What the exercise asks
Return the lines below that carry the word "εἶναι".

Extracted data entries

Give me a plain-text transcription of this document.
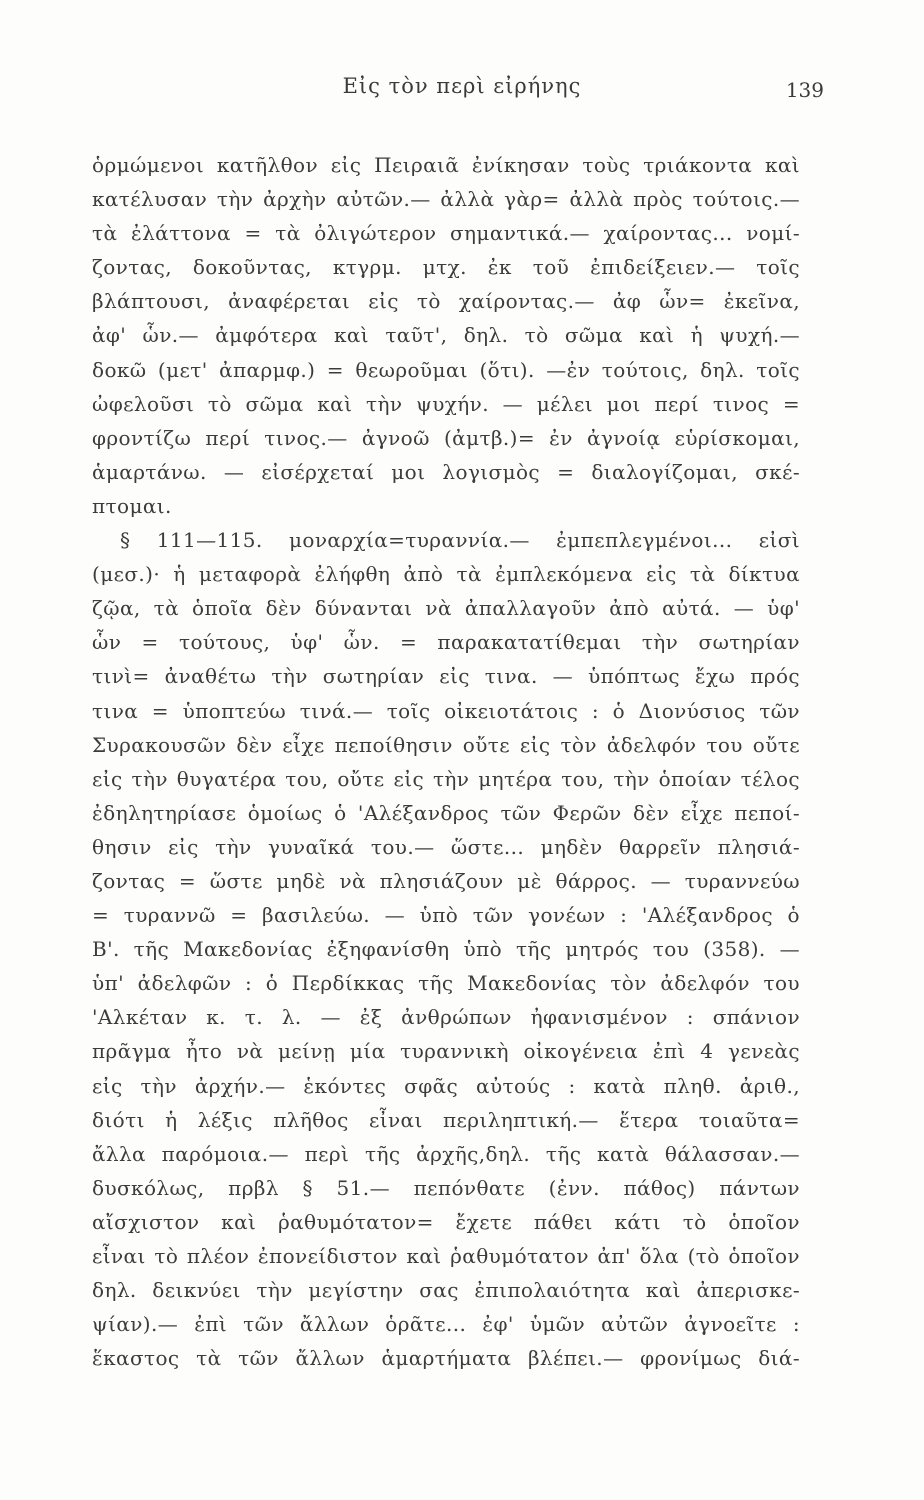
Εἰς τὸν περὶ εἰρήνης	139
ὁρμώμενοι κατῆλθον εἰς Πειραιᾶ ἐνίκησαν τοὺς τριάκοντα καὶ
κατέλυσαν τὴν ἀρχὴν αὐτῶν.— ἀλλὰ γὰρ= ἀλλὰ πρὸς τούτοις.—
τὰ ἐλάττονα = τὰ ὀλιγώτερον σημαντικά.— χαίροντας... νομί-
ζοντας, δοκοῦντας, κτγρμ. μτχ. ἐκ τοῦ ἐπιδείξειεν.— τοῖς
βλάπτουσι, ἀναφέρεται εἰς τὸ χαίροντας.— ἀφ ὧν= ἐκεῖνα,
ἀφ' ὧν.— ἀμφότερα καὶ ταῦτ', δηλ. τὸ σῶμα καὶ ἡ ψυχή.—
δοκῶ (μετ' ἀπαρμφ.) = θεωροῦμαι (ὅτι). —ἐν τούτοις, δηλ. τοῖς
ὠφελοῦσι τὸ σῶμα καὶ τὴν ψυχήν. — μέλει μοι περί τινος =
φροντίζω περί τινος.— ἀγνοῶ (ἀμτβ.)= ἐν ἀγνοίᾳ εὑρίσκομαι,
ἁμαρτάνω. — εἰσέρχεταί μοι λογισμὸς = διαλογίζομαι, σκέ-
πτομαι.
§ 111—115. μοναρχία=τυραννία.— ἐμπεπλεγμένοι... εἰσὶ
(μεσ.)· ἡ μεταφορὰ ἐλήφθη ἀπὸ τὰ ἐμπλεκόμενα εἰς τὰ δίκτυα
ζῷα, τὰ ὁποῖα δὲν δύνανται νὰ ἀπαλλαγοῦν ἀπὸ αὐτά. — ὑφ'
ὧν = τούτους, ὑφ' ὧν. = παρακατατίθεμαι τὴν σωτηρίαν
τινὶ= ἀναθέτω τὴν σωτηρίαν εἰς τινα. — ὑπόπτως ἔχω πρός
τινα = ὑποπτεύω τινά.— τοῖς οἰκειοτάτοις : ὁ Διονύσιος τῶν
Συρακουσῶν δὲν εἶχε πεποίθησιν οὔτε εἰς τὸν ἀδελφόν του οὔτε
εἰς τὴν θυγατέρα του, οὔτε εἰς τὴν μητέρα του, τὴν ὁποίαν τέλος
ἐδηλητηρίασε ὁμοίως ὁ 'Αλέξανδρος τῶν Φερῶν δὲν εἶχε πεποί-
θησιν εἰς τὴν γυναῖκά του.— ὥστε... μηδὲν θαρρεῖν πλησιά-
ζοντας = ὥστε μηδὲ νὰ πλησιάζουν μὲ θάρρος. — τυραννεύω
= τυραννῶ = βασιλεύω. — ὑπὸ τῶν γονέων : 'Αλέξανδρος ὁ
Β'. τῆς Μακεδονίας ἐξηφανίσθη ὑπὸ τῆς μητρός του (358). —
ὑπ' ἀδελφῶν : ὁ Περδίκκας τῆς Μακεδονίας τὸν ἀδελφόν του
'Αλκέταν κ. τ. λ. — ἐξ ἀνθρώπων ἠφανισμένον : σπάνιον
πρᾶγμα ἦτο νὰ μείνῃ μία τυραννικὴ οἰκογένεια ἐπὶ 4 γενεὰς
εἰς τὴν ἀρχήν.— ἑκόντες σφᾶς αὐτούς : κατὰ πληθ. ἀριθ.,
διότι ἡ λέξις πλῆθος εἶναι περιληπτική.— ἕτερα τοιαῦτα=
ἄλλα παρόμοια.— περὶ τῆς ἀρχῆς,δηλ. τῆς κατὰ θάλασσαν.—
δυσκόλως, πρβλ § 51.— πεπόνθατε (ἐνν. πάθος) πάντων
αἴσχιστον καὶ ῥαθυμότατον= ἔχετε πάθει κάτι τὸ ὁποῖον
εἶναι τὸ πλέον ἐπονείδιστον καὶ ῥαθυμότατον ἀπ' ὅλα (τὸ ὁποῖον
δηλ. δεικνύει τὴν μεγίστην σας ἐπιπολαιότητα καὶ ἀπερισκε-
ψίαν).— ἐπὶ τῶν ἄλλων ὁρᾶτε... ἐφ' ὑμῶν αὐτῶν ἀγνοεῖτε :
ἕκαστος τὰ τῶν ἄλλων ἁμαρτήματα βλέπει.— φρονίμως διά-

--

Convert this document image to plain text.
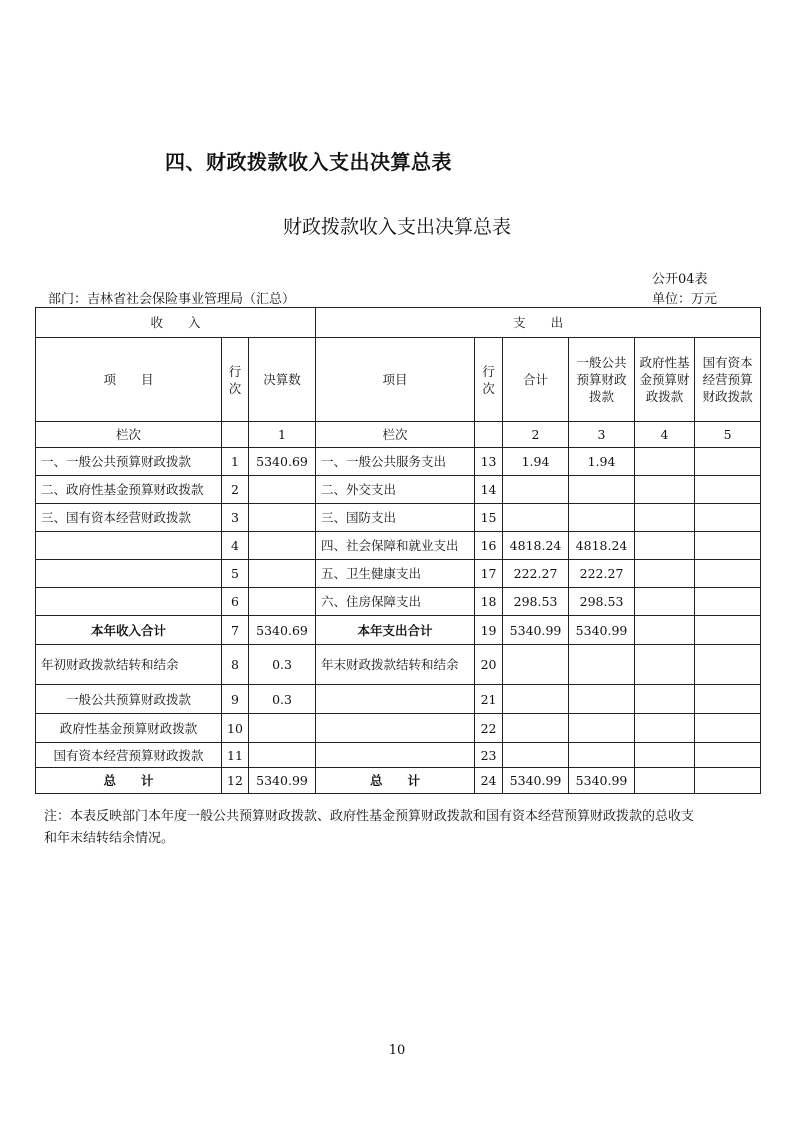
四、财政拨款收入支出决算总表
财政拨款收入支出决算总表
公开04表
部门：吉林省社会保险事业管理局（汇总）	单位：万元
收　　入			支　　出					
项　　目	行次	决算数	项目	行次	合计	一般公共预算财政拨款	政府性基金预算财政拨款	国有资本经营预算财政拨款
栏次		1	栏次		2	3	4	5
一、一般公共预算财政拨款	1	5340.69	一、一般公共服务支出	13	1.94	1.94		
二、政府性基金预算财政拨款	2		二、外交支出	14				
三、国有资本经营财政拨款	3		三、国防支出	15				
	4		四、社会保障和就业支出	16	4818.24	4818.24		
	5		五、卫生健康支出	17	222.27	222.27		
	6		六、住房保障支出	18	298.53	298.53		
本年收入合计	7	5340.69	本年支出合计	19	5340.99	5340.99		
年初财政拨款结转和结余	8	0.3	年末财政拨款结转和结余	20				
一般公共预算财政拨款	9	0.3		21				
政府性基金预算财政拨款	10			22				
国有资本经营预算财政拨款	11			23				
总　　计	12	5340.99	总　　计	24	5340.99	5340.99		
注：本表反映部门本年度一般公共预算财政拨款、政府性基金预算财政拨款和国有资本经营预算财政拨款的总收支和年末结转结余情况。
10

Finished exercise
διότι ἡ λέξις πλῆθος εἶναι περιληπτική.— ἕτερα τοιαῦτα=
εἶναι τὸ πλέον ἐπονείδιστον καὶ ῥαθυμότατον ἀπ' ὅλα (τὸ ὁποῖον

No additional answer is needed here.